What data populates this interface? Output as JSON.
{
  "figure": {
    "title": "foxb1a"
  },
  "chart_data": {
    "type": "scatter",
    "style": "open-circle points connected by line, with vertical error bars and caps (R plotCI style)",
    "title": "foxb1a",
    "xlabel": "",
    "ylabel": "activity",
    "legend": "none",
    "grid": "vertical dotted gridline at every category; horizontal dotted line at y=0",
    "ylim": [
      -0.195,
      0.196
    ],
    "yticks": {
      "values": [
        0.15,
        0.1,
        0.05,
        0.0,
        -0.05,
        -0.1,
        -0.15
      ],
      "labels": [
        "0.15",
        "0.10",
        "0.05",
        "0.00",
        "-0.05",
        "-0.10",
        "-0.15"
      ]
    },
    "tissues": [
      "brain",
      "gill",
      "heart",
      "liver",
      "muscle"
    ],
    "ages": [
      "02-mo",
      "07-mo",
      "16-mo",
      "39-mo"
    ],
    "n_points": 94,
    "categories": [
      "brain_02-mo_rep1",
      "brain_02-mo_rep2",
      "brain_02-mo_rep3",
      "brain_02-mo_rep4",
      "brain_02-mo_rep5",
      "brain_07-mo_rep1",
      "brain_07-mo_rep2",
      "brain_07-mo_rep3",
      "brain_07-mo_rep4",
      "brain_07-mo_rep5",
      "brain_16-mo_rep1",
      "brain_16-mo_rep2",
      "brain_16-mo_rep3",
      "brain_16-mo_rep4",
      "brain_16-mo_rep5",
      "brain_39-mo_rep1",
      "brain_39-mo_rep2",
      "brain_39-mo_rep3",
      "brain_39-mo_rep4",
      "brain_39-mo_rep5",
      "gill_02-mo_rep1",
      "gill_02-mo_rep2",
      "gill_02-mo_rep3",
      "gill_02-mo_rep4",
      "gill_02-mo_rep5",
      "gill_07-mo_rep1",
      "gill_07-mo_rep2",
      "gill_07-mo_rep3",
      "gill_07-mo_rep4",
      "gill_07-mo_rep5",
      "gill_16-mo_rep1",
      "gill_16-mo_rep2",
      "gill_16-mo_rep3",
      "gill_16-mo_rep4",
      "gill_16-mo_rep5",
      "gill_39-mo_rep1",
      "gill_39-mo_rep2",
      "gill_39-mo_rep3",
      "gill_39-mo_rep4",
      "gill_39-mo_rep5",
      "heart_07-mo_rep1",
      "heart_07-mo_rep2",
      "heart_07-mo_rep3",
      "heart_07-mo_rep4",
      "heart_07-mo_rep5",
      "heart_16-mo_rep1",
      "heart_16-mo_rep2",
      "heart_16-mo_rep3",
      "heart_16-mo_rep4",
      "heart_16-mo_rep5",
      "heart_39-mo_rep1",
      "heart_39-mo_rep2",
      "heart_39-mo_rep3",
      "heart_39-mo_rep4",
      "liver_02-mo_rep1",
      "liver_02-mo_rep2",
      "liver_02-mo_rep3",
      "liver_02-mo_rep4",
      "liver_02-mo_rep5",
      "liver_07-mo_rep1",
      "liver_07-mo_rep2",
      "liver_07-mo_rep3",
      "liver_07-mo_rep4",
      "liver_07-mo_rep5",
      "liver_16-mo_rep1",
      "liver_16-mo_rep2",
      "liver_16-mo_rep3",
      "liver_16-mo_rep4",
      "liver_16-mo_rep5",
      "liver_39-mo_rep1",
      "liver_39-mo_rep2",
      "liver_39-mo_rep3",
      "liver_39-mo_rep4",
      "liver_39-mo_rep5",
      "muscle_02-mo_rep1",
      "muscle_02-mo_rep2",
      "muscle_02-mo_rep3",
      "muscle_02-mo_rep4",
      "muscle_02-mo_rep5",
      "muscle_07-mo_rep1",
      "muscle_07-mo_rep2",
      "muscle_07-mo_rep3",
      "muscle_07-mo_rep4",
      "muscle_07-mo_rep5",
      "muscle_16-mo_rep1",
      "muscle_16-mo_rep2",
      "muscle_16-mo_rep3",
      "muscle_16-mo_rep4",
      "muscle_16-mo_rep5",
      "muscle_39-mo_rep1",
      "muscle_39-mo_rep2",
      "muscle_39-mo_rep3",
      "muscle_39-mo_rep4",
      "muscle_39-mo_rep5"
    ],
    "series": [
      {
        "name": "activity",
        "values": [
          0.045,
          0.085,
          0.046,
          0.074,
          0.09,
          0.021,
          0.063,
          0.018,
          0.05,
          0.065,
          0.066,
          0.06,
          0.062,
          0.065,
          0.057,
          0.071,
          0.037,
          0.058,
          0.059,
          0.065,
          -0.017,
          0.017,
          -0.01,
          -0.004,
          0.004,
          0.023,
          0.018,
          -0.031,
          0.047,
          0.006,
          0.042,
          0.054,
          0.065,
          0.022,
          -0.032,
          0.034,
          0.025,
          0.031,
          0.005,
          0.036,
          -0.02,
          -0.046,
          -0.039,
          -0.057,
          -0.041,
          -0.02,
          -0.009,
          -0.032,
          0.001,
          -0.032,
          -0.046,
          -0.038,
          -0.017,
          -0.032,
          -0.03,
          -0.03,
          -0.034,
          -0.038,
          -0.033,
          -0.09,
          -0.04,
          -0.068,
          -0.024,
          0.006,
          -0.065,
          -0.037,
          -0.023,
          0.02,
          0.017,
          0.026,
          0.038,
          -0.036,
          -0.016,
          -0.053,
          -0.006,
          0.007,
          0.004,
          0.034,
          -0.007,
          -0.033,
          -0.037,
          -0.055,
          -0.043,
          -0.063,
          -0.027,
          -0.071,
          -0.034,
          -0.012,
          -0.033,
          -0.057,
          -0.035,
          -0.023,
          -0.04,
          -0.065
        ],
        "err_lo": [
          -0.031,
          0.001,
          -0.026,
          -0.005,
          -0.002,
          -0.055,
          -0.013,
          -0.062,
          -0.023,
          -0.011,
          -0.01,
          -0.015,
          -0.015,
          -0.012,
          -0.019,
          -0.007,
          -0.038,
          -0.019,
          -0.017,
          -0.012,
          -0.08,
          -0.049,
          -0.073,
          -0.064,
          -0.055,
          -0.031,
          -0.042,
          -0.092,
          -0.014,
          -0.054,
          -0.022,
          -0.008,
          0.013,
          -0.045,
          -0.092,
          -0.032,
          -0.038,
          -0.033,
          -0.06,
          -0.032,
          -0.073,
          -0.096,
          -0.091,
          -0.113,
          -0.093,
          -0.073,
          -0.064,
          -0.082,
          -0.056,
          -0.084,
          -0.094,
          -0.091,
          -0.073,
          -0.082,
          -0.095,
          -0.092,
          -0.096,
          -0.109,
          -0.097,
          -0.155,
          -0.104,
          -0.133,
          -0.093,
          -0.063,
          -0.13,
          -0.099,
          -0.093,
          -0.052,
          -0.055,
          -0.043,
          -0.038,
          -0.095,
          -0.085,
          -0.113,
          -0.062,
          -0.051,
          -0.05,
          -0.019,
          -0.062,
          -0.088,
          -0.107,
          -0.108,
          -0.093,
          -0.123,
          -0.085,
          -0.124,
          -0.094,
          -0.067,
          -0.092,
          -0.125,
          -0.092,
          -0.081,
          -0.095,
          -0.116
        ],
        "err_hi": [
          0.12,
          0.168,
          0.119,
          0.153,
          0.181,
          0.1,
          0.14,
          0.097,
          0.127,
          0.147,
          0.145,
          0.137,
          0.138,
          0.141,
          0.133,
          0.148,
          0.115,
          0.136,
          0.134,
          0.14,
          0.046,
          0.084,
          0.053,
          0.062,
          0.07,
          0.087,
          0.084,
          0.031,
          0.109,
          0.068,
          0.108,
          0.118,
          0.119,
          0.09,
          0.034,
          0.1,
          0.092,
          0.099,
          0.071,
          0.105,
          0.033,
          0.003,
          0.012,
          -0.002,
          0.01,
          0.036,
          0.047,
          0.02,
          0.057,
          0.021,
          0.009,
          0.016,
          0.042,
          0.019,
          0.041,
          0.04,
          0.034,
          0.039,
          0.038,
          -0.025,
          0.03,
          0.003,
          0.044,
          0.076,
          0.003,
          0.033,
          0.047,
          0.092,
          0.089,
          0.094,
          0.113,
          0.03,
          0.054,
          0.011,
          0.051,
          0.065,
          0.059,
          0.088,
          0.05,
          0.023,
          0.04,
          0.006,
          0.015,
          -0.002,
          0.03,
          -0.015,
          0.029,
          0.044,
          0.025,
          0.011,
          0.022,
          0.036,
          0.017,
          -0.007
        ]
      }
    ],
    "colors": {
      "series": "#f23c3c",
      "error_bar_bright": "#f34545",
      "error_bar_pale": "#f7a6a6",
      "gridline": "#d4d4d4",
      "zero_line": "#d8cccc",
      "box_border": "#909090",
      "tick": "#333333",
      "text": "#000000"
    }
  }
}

• **Exercise task**: Copy each line above containing the string "vertical".

• **Final answer**:
    "style": "open-circle points connected by line, with vertical error bars and caps (R plotCI style)",
    "grid": "vertical dotted gridline at every category; horizontal dotted line at y=0",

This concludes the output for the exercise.